◆ **GOAL**:
Output the data word for word, dropping every image.

--- start of RECORDS TO USE ---

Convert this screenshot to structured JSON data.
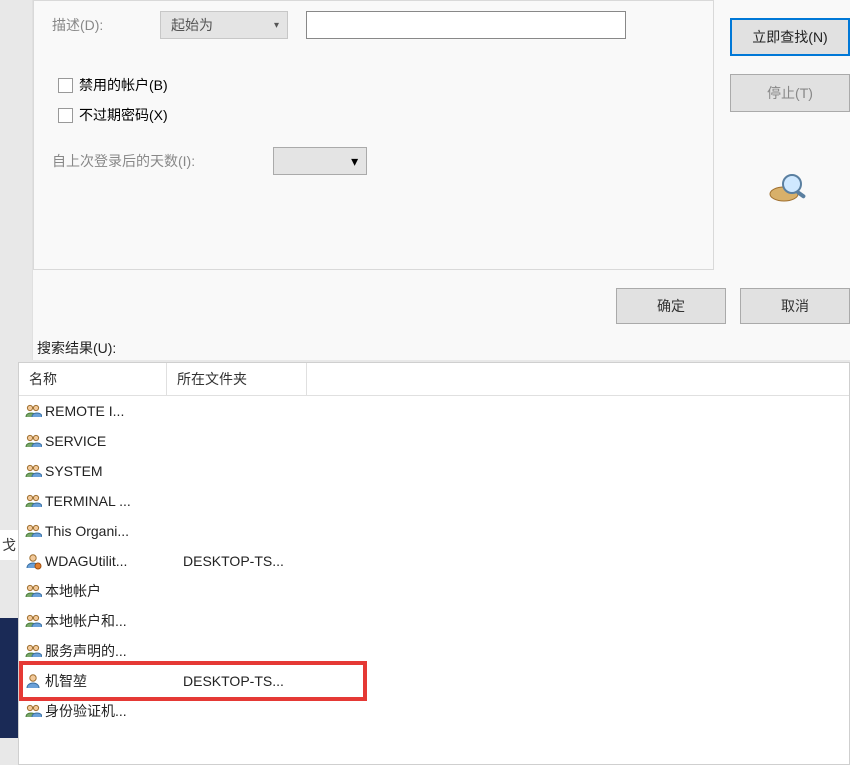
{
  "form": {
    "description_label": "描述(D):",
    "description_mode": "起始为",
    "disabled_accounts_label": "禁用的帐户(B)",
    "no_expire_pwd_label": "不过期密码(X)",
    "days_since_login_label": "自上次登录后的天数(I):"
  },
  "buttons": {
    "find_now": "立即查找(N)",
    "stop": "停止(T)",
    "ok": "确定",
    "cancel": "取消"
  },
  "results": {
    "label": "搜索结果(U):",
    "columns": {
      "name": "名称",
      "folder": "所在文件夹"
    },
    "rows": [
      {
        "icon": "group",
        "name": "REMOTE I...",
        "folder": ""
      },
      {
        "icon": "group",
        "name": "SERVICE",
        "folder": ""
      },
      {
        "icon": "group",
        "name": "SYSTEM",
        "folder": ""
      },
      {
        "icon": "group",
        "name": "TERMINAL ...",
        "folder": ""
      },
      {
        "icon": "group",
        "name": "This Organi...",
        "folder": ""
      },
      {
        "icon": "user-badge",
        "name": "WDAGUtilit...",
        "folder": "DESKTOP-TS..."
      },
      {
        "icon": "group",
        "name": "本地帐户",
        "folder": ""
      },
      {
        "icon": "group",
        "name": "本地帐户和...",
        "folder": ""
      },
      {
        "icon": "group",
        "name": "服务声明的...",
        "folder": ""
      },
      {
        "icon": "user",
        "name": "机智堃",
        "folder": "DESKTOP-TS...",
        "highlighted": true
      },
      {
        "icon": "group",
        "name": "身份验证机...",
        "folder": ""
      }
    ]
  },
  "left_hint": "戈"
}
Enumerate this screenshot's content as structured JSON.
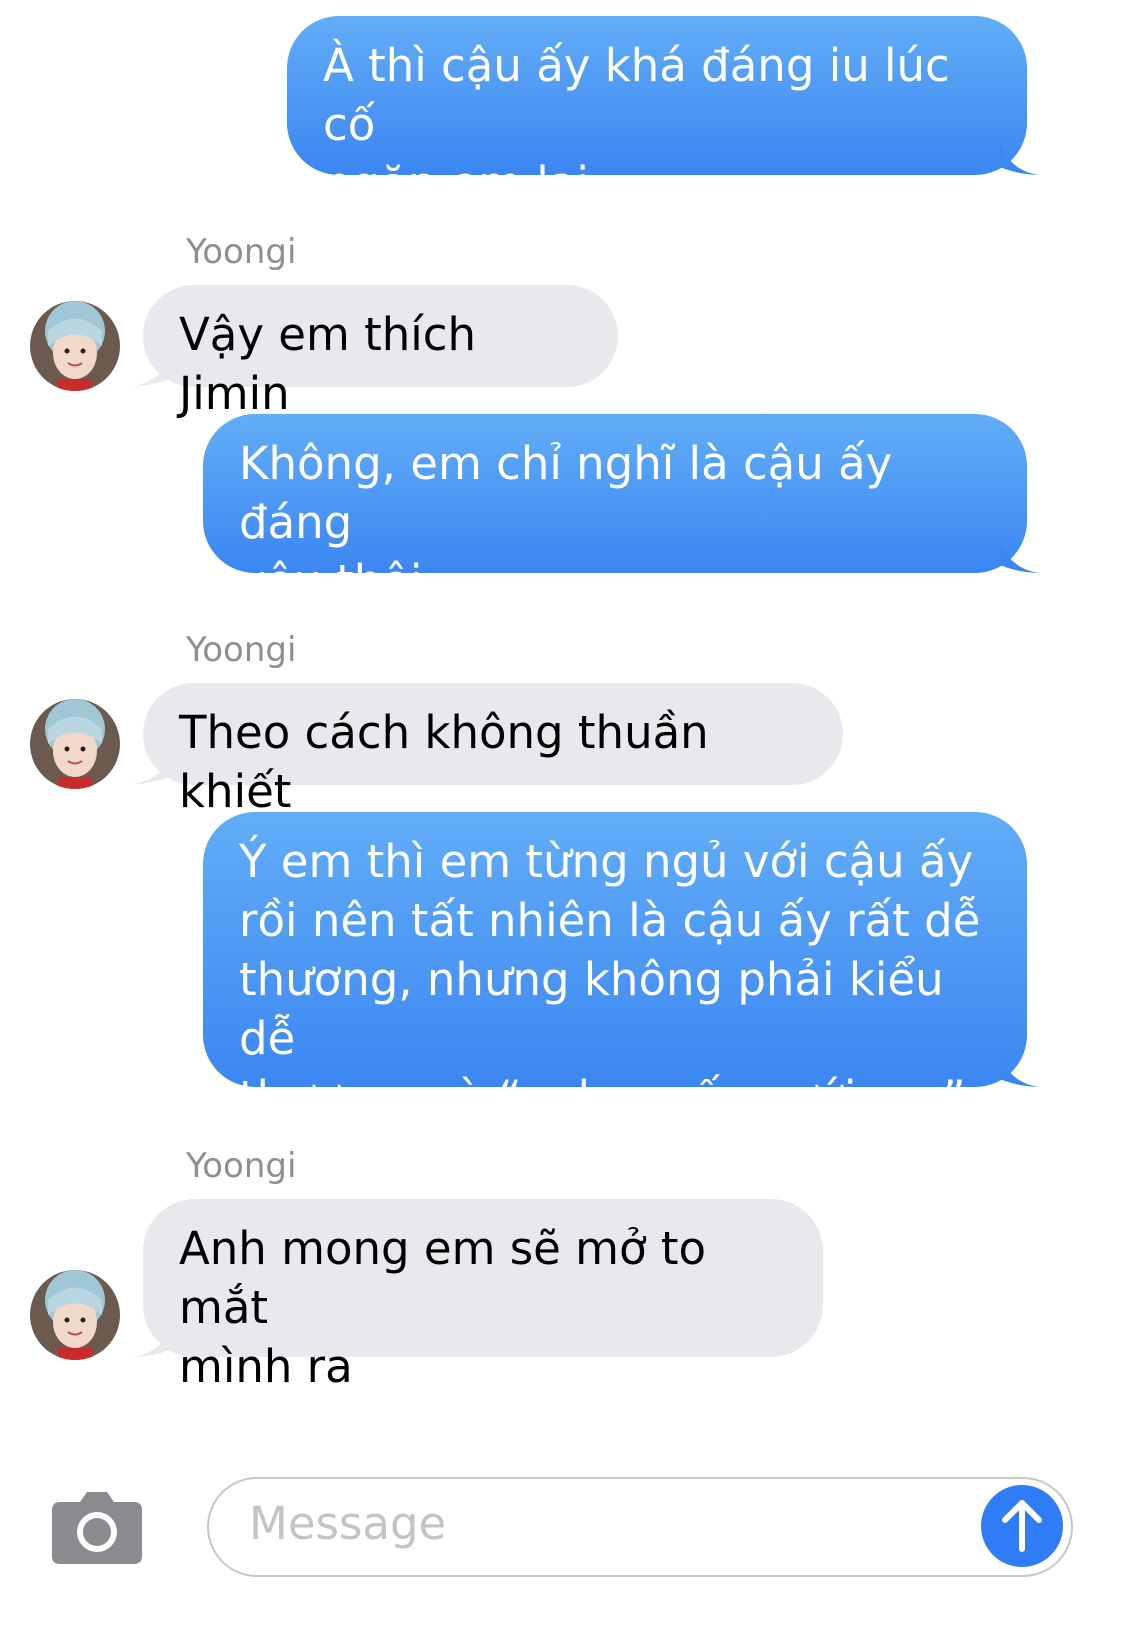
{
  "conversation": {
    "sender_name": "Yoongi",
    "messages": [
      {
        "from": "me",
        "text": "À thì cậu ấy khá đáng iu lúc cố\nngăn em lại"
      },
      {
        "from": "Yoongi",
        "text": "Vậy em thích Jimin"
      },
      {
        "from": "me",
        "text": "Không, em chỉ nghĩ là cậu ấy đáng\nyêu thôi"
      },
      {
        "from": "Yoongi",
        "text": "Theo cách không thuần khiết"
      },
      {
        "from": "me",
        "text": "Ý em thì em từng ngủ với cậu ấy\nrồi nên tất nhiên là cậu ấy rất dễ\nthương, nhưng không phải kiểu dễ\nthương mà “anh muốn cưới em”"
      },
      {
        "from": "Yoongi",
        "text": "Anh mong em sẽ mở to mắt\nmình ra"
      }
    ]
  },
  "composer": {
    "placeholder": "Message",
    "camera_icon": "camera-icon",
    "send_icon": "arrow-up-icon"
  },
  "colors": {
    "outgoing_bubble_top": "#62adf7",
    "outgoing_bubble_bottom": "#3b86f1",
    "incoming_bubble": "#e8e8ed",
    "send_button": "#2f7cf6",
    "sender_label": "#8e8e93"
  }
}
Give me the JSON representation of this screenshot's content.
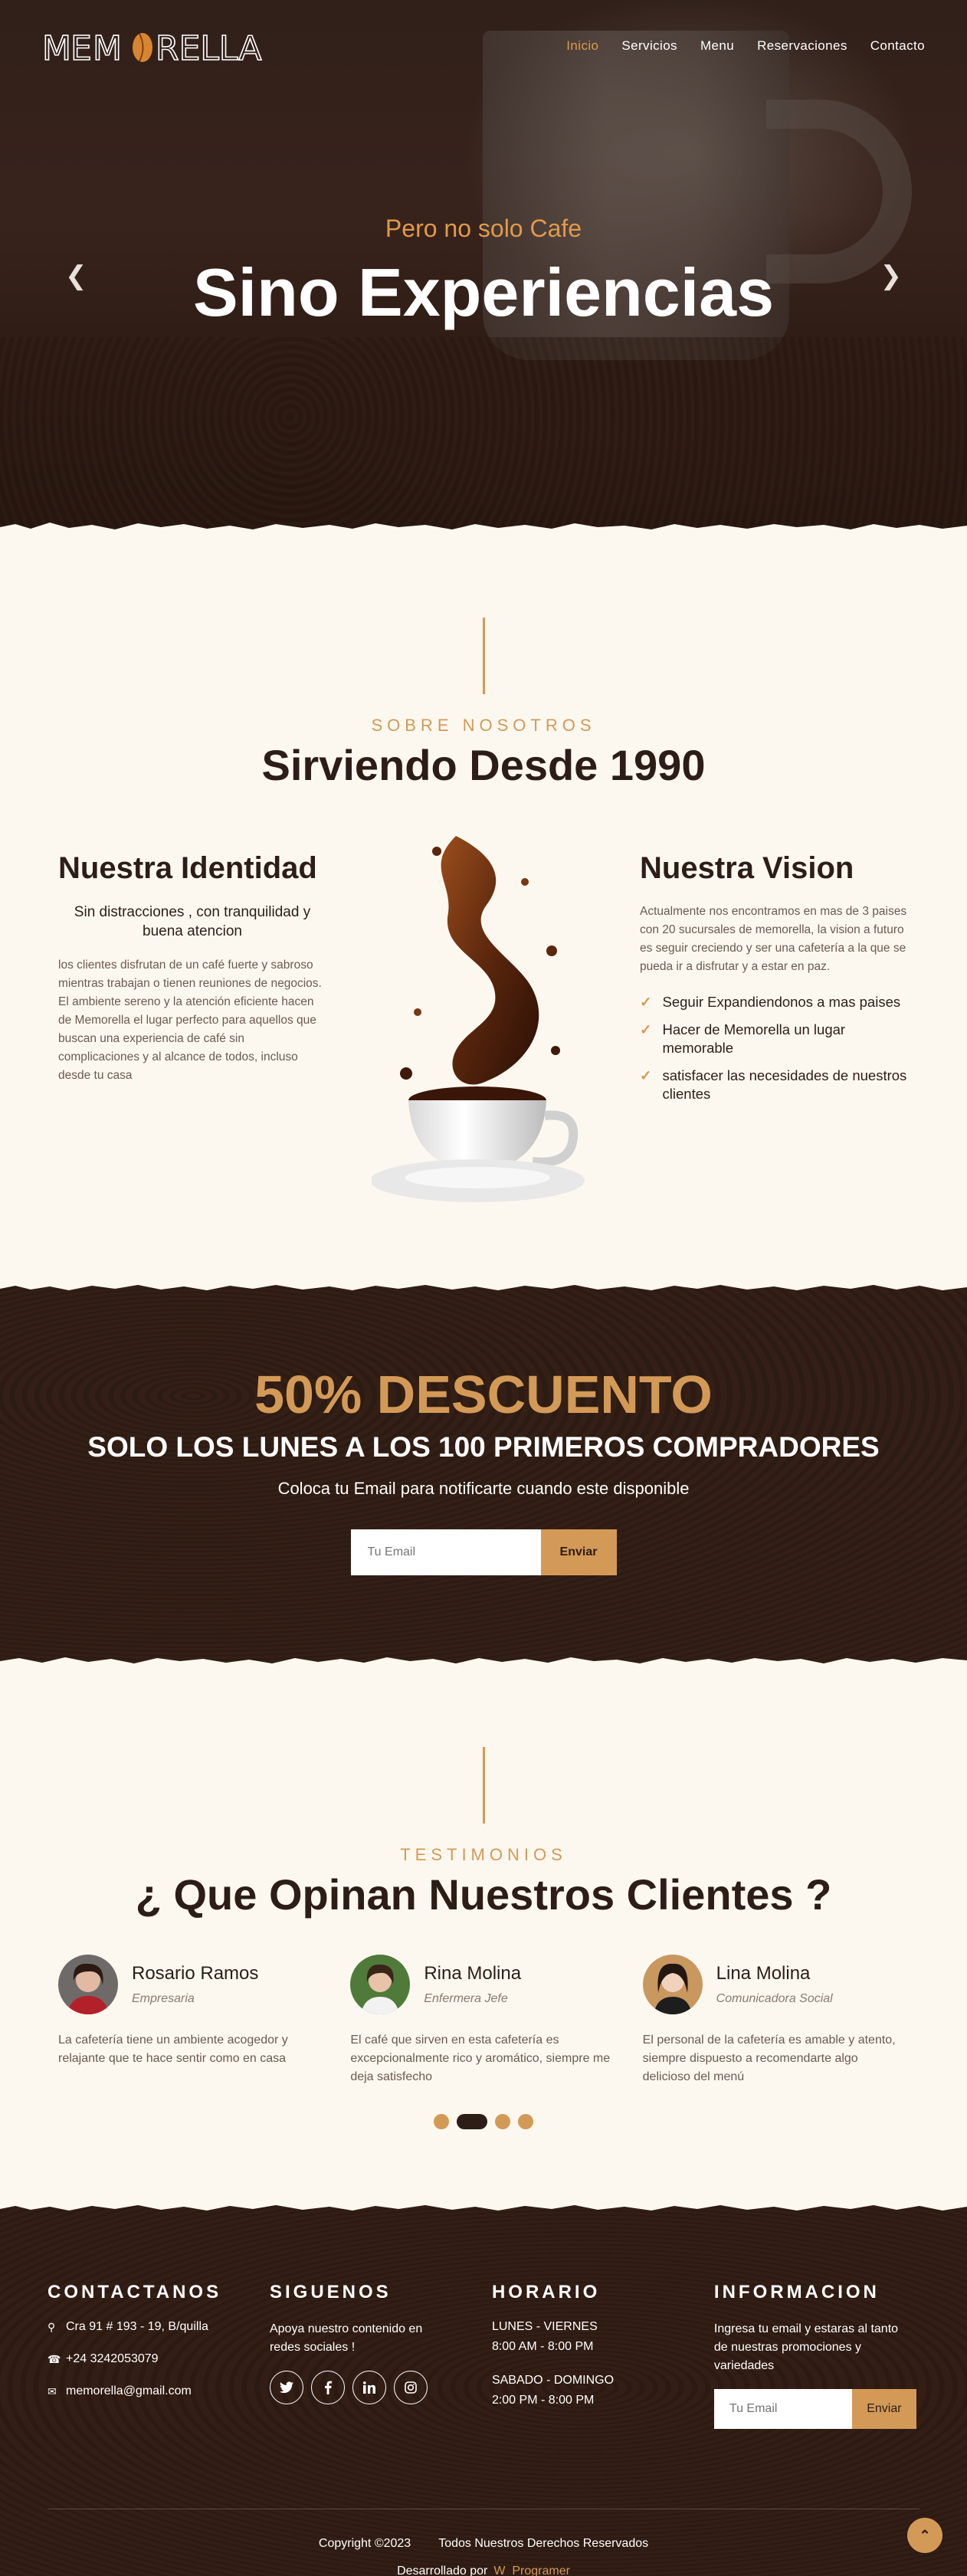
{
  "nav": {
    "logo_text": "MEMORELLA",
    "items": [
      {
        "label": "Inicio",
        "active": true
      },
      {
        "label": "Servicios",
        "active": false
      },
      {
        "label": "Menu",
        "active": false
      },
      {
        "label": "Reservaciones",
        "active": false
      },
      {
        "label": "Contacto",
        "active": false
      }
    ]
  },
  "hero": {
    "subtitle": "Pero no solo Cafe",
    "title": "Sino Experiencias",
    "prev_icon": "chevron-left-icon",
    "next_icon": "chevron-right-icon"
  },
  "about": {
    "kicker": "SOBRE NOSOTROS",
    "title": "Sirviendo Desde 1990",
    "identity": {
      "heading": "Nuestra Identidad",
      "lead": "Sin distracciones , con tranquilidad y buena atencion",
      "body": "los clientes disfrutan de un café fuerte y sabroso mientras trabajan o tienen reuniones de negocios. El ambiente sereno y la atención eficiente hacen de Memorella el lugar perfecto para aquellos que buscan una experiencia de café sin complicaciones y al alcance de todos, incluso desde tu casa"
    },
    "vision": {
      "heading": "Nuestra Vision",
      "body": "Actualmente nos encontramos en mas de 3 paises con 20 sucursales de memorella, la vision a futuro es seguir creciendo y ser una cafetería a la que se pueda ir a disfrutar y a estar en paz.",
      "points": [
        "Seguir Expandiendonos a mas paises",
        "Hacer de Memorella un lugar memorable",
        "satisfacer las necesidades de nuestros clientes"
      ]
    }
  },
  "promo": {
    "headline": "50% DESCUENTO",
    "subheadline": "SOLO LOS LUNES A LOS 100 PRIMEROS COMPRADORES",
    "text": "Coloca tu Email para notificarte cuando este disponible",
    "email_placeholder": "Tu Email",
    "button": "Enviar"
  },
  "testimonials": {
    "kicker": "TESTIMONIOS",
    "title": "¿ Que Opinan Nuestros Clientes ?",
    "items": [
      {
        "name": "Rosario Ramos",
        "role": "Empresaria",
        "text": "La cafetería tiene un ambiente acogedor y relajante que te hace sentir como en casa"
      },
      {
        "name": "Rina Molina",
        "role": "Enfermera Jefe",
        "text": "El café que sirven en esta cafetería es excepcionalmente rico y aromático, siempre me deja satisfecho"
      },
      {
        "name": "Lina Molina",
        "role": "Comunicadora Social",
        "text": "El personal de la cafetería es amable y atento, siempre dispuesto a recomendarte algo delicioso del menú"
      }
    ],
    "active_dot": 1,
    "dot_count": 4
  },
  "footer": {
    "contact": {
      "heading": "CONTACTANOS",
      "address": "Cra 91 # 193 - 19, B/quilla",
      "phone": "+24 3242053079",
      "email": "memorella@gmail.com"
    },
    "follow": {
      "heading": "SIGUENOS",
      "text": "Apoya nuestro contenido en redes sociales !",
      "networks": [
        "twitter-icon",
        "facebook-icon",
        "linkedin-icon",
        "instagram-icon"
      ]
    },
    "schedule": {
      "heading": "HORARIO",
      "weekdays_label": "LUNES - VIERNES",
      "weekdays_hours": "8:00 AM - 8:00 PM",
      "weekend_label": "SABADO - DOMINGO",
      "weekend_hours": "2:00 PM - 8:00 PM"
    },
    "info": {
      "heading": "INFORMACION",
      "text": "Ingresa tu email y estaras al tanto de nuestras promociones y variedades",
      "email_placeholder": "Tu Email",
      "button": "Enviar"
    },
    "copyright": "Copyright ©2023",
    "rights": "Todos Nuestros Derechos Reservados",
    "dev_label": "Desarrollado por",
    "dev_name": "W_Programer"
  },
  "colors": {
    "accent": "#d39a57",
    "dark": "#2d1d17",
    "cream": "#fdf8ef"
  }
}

--- end of RECORDS TO USE ---

◆ **REPLY TO THE TASK**:
Convert this screenshot to structured JSON data.
{
  "form": {
    "description_label": "描述(D):",
    "description_mode": "起始为",
    "disabled_accounts_label": "禁用的帐户(B)",
    "no_expire_pwd_label": "不过期密码(X)",
    "days_since_login_label": "自上次登录后的天数(I):"
  },
  "buttons": {
    "find_now": "立即查找(N)",
    "stop": "停止(T)",
    "ok": "确定",
    "cancel": "取消"
  },
  "results": {
    "label": "搜索结果(U):",
    "columns": {
      "name": "名称",
      "folder": "所在文件夹"
    },
    "rows": [
      {
        "icon": "group",
        "name": "REMOTE I...",
        "folder": ""
      },
      {
        "icon": "group",
        "name": "SERVICE",
        "folder": ""
      },
      {
        "icon": "group",
        "name": "SYSTEM",
        "folder": ""
      },
      {
        "icon": "group",
        "name": "TERMINAL ...",
        "folder": ""
      },
      {
        "icon": "group",
        "name": "This Organi...",
        "folder": ""
      },
      {
        "icon": "user-badge",
        "name": "WDAGUtilit...",
        "folder": "DESKTOP-TS..."
      },
      {
        "icon": "group",
        "name": "本地帐户",
        "folder": ""
      },
      {
        "icon": "group",
        "name": "本地帐户和...",
        "folder": ""
      },
      {
        "icon": "group",
        "name": "服务声明的...",
        "folder": ""
      },
      {
        "icon": "user",
        "name": "机智堃",
        "folder": "DESKTOP-TS...",
        "highlighted": true
      },
      {
        "icon": "group",
        "name": "身份验证机...",
        "folder": ""
      }
    ]
  },
  "left_hint": "戈"
}
Enumerate this screenshot's content as structured JSON.
{
  "conversation": {
    "sender_name": "Yoongi",
    "messages": [
      {
        "from": "me",
        "text": "À thì cậu ấy khá đáng iu lúc cố\nngăn em lại"
      },
      {
        "from": "Yoongi",
        "text": "Vậy em thích Jimin"
      },
      {
        "from": "me",
        "text": "Không, em chỉ nghĩ là cậu ấy đáng\nyêu thôi"
      },
      {
        "from": "Yoongi",
        "text": "Theo cách không thuần khiết"
      },
      {
        "from": "me",
        "text": "Ý em thì em từng ngủ với cậu ấy\nrồi nên tất nhiên là cậu ấy rất dễ\nthương, nhưng không phải kiểu dễ\nthương mà “anh muốn cưới em”"
      },
      {
        "from": "Yoongi",
        "text": "Anh mong em sẽ mở to mắt\nmình ra"
      }
    ]
  },
  "composer": {
    "placeholder": "Message",
    "camera_icon": "camera-icon",
    "send_icon": "arrow-up-icon"
  },
  "colors": {
    "outgoing_bubble_top": "#62adf7",
    "outgoing_bubble_bottom": "#3b86f1",
    "incoming_bubble": "#e8e8ed",
    "send_button": "#2f7cf6",
    "sender_label": "#8e8e93"
  }
}
Give me the JSON representation of this screenshot's content.
{
  "nav": {
    "logo_text": "MEMORELLA",
    "items": [
      {
        "label": "Inicio",
        "active": true
      },
      {
        "label": "Servicios",
        "active": false
      },
      {
        "label": "Menu",
        "active": false
      },
      {
        "label": "Reservaciones",
        "active": false
      },
      {
        "label": "Contacto",
        "active": false
      }
    ]
  },
  "hero": {
    "subtitle": "Pero no solo Cafe",
    "title": "Sino Experiencias",
    "prev_icon": "chevron-left-icon",
    "next_icon": "chevron-right-icon"
  },
  "about": {
    "kicker": "SOBRE NOSOTROS",
    "title": "Sirviendo Desde 1990",
    "identity": {
      "heading": "Nuestra Identidad",
      "lead": "Sin distracciones , con tranquilidad y buena atencion",
      "body": "los clientes disfrutan de un café fuerte y sabroso mientras trabajan o tienen reuniones de negocios. El ambiente sereno y la atención eficiente hacen de Memorella el lugar perfecto para aquellos que buscan una experiencia de café sin complicaciones y al alcance de todos, incluso desde tu casa"
    },
    "vision": {
      "heading": "Nuestra Vision",
      "body": "Actualmente nos encontramos en mas de 3 paises con 20 sucursales de memorella, la vision a futuro es seguir creciendo y ser una cafetería a la que se pueda ir a disfrutar y a estar en paz.",
      "points": [
        "Seguir Expandiendonos a mas paises",
        "Hacer de Memorella un lugar memorable",
        "satisfacer las necesidades de nuestros clientes"
      ]
    }
  },
  "promo": {
    "headline": "50% DESCUENTO",
    "subheadline": "SOLO LOS LUNES A LOS 100 PRIMEROS COMPRADORES",
    "text": "Coloca tu Email para notificarte cuando este disponible",
    "email_placeholder": "Tu Email",
    "button": "Enviar"
  },
  "testimonials": {
    "kicker": "TESTIMONIOS",
    "title": "¿ Que Opinan Nuestros Clientes ?",
    "items": [
      {
        "name": "Rosario Ramos",
        "role": "Empresaria",
        "text": "La cafetería tiene un ambiente acogedor y relajante que te hace sentir como en casa"
      },
      {
        "name": "Rina Molina",
        "role": "Enfermera Jefe",
        "text": "El café que sirven en esta cafetería es excepcionalmente rico y aromático, siempre me deja satisfecho"
      },
      {
        "name": "Lina Molina",
        "role": "Comunicadora Social",
        "text": "El personal de la cafetería es amable y atento, siempre dispuesto a recomendarte algo delicioso del menú"
      }
    ],
    "active_dot": 1,
    "dot_count": 4
  },
  "footer": {
    "contact": {
      "heading": "CONTACTANOS",
      "address": "Cra 91 # 193 - 19, B/quilla",
      "phone": "+24 3242053079",
      "email": "memorella@gmail.com"
    },
    "follow": {
      "heading": "SIGUENOS",
      "text": "Apoya nuestro contenido en redes sociales !",
      "networks": [
        "twitter-icon",
        "facebook-icon",
        "linkedin-icon",
        "instagram-icon"
      ]
    },
    "schedule": {
      "heading": "HORARIO",
      "weekdays_label": "LUNES - VIERNES",
      "weekdays_hours": "8:00 AM - 8:00 PM",
      "weekend_label": "SABADO - DOMINGO",
      "weekend_hours": "2:00 PM - 8:00 PM"
    },
    "info": {
      "heading": "INFORMACION",
      "text": "Ingresa tu email y estaras al tanto de nuestras promociones y variedades",
      "email_placeholder": "Tu Email",
      "button": "Enviar"
    },
    "copyright": "Copyright ©2023",
    "rights": "Todos Nuestros Derechos Reservados",
    "dev_label": "Desarrollado por",
    "dev_name": "W_Programer"
  },
  "colors": {
    "accent": "#d39a57",
    "dark": "#2d1d17",
    "cream": "#fdf8ef"
  }
}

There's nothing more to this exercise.